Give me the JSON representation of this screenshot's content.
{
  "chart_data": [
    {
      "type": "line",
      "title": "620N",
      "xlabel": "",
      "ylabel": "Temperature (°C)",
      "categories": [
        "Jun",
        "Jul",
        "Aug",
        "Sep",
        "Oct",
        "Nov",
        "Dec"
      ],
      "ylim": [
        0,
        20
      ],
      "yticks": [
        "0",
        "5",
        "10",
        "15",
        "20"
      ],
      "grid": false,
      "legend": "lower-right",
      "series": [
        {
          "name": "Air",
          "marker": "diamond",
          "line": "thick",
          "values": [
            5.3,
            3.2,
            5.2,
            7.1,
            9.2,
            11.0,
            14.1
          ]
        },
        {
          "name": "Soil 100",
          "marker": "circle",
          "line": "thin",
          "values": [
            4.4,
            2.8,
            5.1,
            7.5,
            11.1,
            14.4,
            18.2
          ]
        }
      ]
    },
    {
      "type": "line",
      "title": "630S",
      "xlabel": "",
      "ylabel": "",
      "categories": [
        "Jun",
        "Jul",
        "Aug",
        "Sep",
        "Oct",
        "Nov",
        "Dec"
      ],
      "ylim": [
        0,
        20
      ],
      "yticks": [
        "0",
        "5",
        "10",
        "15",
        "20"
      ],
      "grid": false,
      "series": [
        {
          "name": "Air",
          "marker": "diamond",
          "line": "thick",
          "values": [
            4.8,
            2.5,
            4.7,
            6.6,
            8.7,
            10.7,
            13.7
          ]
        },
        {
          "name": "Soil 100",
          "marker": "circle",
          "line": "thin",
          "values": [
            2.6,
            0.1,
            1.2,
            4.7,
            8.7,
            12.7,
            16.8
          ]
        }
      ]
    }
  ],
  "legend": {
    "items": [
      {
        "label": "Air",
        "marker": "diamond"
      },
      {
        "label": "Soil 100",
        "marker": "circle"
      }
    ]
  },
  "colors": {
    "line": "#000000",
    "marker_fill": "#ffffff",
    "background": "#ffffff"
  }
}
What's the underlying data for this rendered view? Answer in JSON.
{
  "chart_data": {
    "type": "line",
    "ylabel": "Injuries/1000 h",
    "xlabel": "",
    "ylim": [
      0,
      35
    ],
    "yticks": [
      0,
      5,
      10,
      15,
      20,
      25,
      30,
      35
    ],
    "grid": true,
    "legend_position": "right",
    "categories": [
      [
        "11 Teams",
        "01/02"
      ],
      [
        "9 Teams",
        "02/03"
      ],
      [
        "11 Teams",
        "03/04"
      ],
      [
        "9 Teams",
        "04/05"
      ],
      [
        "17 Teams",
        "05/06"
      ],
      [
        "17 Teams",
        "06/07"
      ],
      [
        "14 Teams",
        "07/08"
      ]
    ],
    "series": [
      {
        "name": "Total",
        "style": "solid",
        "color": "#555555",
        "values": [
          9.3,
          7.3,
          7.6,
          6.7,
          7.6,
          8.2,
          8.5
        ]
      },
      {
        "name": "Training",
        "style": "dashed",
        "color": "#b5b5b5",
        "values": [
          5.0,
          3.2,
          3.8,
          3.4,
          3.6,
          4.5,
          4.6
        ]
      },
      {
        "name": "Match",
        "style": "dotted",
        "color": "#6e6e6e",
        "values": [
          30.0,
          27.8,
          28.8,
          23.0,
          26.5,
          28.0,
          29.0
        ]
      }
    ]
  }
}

------------------------------------------------------------

== THE PROBLEM ==
Every entry must be retyped in full, exactly as given.

== RESULT FOR THIS TASK ==
Give me the JSON representation of this screenshot's content.
{
  "chart_data": [
    {
      "type": "line",
      "title": "620N",
      "xlabel": "",
      "ylabel": "Temperature (°C)",
      "categories": [
        "Jun",
        "Jul",
        "Aug",
        "Sep",
        "Oct",
        "Nov",
        "Dec"
      ],
      "ylim": [
        0,
        20
      ],
      "yticks": [
        "0",
        "5",
        "10",
        "15",
        "20"
      ],
      "grid": false,
      "legend": "lower-right",
      "series": [
        {
          "name": "Air",
          "marker": "diamond",
          "line": "thick",
          "values": [
            5.3,
            3.2,
            5.2,
            7.1,
            9.2,
            11.0,
            14.1
          ]
        },
        {
          "name": "Soil 100",
          "marker": "circle",
          "line": "thin",
          "values": [
            4.4,
            2.8,
            5.1,
            7.5,
            11.1,
            14.4,
            18.2
          ]
        }
      ]
    },
    {
      "type": "line",
      "title": "630S",
      "xlabel": "",
      "ylabel": "",
      "categories": [
        "Jun",
        "Jul",
        "Aug",
        "Sep",
        "Oct",
        "Nov",
        "Dec"
      ],
      "ylim": [
        0,
        20
      ],
      "yticks": [
        "0",
        "5",
        "10",
        "15",
        "20"
      ],
      "grid": false,
      "series": [
        {
          "name": "Air",
          "marker": "diamond",
          "line": "thick",
          "values": [
            4.8,
            2.5,
            4.7,
            6.6,
            8.7,
            10.7,
            13.7
          ]
        },
        {
          "name": "Soil 100",
          "marker": "circle",
          "line": "thin",
          "values": [
            2.6,
            0.1,
            1.2,
            4.7,
            8.7,
            12.7,
            16.8
          ]
        }
      ]
    }
  ],
  "legend": {
    "items": [
      {
        "label": "Air",
        "marker": "diamond"
      },
      {
        "label": "Soil 100",
        "marker": "circle"
      }
    ]
  },
  "colors": {
    "line": "#000000",
    "marker_fill": "#ffffff",
    "background": "#ffffff"
  }
}
What's the underlying data for this rendered view? Answer in JSON.
{
  "chart_data": {
    "type": "line",
    "ylabel": "Injuries/1000 h",
    "xlabel": "",
    "ylim": [
      0,
      35
    ],
    "yticks": [
      0,
      5,
      10,
      15,
      20,
      25,
      30,
      35
    ],
    "grid": true,
    "legend_position": "right",
    "categories": [
      [
        "11 Teams",
        "01/02"
      ],
      [
        "9 Teams",
        "02/03"
      ],
      [
        "11 Teams",
        "03/04"
      ],
      [
        "9 Teams",
        "04/05"
      ],
      [
        "17 Teams",
        "05/06"
      ],
      [
        "17 Teams",
        "06/07"
      ],
      [
        "14 Teams",
        "07/08"
      ]
    ],
    "series": [
      {
        "name": "Total",
        "style": "solid",
        "color": "#555555",
        "values": [
          9.3,
          7.3,
          7.6,
          6.7,
          7.6,
          8.2,
          8.5
        ]
      },
      {
        "name": "Training",
        "style": "dashed",
        "color": "#b5b5b5",
        "values": [
          5.0,
          3.2,
          3.8,
          3.4,
          3.6,
          4.5,
          4.6
        ]
      },
      {
        "name": "Match",
        "style": "dotted",
        "color": "#6e6e6e",
        "values": [
          30.0,
          27.8,
          28.8,
          23.0,
          26.5,
          28.0,
          29.0
        ]
      }
    ]
  }
}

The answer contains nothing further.